Stored records
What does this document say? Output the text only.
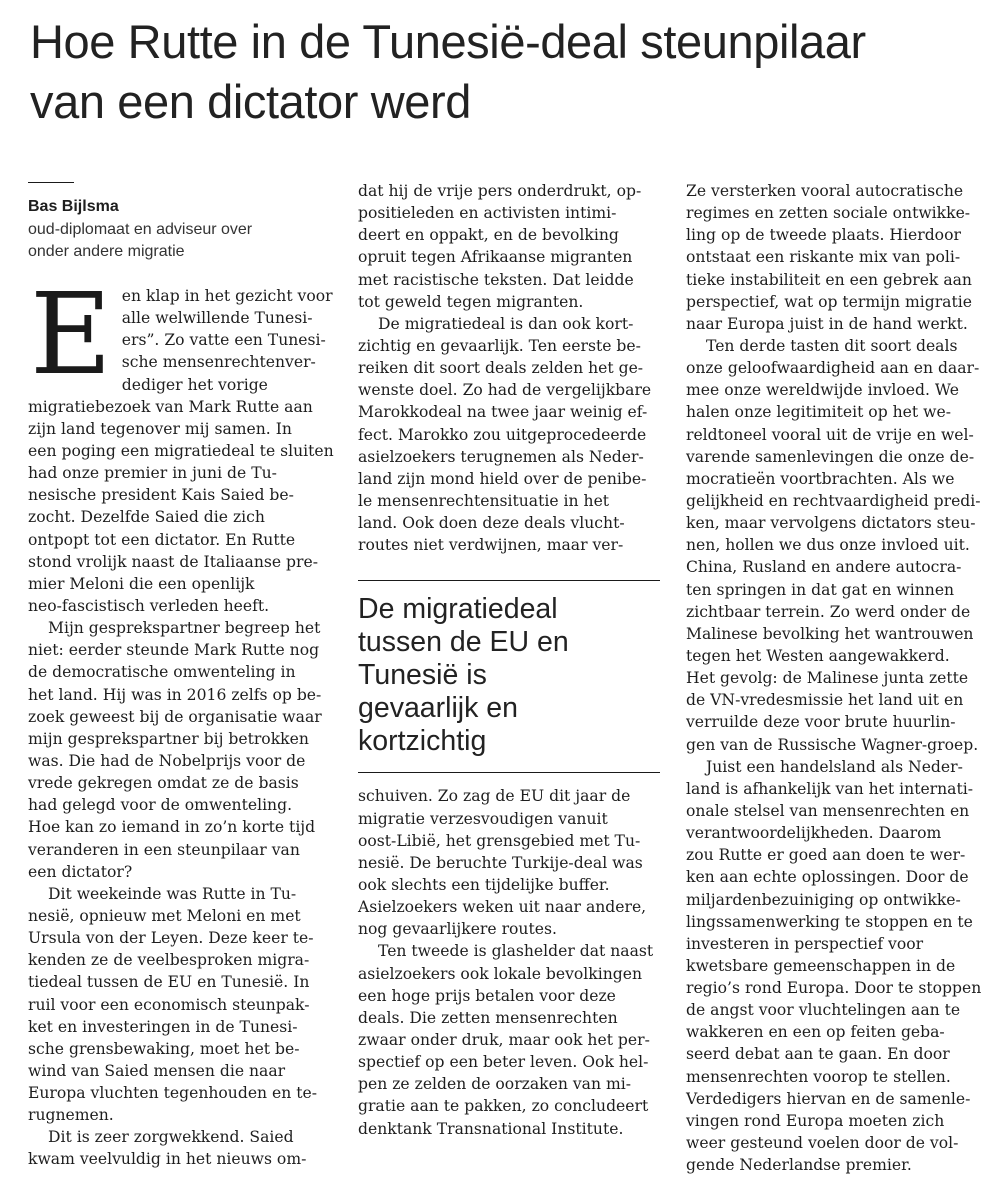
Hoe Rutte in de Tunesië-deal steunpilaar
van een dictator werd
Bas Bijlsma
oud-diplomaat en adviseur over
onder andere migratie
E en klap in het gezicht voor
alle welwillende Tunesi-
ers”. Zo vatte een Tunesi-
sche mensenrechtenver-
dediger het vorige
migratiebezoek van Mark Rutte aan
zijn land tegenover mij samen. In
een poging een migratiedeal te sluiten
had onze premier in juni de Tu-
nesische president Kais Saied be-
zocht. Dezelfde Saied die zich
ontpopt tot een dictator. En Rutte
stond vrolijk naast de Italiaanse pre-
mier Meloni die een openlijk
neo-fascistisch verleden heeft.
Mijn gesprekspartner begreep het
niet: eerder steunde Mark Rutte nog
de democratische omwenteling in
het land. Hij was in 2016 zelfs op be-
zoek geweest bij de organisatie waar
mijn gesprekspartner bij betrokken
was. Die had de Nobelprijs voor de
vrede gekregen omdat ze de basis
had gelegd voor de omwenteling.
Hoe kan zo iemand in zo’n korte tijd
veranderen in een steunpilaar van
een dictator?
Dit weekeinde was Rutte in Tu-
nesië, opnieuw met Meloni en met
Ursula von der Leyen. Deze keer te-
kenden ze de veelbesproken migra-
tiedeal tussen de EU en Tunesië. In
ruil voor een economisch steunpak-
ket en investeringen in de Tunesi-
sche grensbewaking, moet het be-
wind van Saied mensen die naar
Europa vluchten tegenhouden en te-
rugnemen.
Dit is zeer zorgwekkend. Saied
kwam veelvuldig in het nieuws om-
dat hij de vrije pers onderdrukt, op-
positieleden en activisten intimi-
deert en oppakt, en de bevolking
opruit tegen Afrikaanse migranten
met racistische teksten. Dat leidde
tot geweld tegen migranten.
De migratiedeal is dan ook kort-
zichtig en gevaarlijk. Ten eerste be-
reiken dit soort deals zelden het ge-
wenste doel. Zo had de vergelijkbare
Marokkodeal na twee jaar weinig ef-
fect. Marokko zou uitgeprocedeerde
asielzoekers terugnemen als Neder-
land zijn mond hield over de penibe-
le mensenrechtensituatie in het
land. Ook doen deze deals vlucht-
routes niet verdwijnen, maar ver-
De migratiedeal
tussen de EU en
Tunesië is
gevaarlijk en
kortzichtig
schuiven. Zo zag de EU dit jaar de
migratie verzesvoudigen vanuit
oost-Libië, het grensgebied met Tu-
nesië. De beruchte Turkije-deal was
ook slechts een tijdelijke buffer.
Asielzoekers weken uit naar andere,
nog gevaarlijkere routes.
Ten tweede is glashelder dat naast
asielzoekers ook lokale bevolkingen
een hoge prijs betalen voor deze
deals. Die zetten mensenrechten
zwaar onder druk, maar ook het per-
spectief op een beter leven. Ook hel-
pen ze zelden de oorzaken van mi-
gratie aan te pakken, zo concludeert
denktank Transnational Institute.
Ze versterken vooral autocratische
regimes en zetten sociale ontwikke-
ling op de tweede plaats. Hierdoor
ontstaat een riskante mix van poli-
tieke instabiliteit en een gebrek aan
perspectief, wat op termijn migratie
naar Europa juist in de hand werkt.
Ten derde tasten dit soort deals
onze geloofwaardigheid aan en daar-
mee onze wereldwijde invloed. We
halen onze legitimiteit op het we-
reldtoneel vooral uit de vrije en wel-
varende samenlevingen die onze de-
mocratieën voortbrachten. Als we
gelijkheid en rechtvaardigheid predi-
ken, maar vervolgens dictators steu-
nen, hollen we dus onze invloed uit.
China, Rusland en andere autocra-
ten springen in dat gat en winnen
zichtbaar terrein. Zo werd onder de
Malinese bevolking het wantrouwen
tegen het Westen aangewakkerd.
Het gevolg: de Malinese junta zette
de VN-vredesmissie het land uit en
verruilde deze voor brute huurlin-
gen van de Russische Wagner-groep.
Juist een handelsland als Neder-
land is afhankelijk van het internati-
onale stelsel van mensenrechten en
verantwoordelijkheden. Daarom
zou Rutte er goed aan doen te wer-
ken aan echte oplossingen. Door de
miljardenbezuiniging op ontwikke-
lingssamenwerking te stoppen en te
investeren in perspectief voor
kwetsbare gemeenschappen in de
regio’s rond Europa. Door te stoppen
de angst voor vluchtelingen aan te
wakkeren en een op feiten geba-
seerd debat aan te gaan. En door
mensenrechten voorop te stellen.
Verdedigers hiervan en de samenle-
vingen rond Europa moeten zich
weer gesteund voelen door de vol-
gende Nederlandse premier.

==

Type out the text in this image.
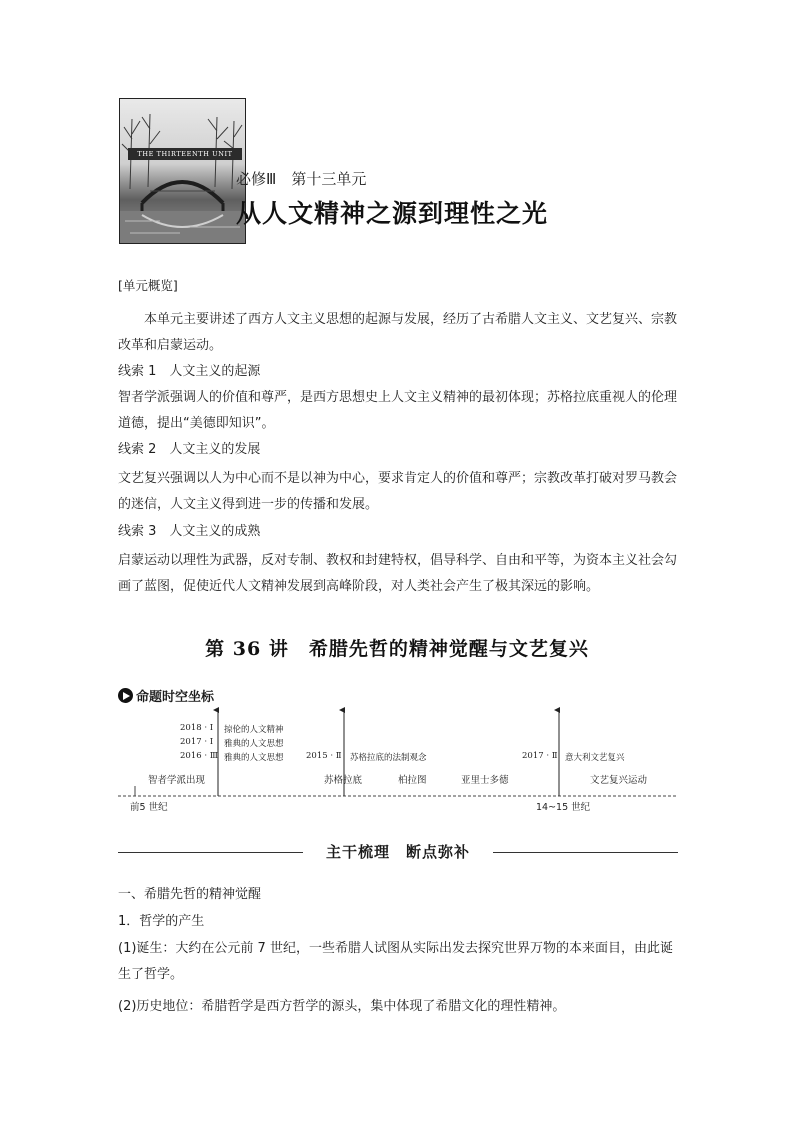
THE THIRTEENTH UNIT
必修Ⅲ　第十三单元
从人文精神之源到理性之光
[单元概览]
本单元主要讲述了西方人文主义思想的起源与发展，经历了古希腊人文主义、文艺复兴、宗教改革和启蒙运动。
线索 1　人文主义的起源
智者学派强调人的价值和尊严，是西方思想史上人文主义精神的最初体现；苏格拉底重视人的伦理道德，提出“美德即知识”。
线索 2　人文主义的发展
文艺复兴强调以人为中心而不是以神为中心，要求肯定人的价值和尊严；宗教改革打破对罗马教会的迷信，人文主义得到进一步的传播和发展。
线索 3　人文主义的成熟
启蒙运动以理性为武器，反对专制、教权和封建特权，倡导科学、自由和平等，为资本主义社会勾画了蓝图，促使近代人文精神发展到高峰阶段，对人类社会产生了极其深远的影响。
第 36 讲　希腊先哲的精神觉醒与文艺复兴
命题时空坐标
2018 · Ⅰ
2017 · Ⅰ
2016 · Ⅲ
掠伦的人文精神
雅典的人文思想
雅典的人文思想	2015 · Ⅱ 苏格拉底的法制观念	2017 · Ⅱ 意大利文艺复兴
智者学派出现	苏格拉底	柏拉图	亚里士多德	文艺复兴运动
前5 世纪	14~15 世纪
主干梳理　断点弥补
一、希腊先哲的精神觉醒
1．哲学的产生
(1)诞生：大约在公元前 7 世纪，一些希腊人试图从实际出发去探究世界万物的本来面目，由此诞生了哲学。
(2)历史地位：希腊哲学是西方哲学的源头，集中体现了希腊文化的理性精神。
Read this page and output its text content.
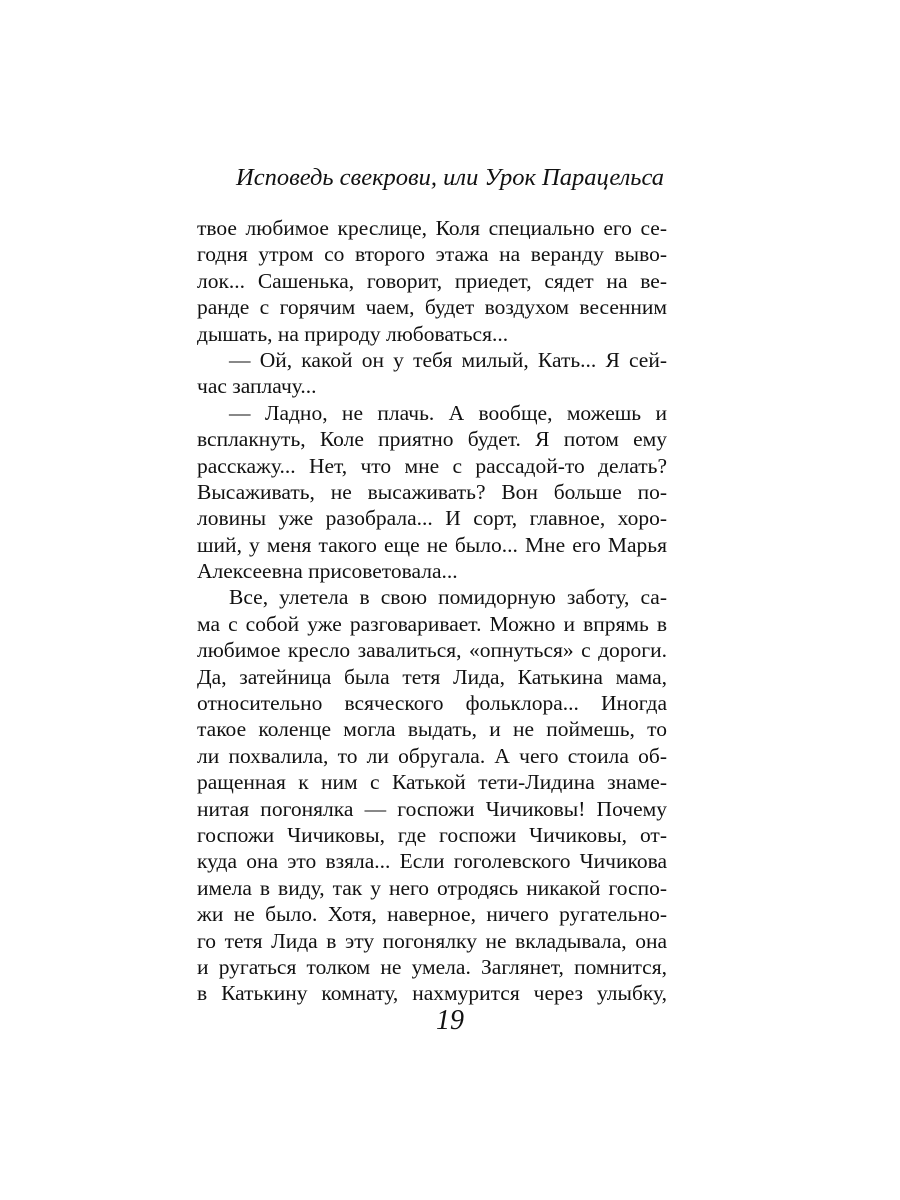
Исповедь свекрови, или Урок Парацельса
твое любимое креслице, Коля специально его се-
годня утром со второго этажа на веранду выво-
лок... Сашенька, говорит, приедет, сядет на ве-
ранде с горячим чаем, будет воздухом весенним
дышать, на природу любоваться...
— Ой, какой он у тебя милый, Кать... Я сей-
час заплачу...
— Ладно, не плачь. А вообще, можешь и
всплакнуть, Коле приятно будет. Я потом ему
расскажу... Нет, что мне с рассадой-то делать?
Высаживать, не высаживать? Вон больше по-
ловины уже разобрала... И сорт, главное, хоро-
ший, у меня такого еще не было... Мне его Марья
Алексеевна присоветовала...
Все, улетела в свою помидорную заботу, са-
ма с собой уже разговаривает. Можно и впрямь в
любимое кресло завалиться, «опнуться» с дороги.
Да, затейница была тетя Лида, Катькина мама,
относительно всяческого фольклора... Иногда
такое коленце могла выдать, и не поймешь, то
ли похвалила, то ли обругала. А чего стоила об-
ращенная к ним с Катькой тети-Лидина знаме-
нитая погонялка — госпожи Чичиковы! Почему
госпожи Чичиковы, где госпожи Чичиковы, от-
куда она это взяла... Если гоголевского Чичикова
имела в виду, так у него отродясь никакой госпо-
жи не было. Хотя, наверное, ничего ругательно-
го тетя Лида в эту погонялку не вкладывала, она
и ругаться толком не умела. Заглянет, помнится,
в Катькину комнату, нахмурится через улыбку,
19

### Instruction
Using the records above, copy every line that has the word "госпожи" in it.

### Answer to this exercise
нитая погонялка — госпожи Чичиковы! Почему
госпожи Чичиковы, где госпожи Чичиковы, от-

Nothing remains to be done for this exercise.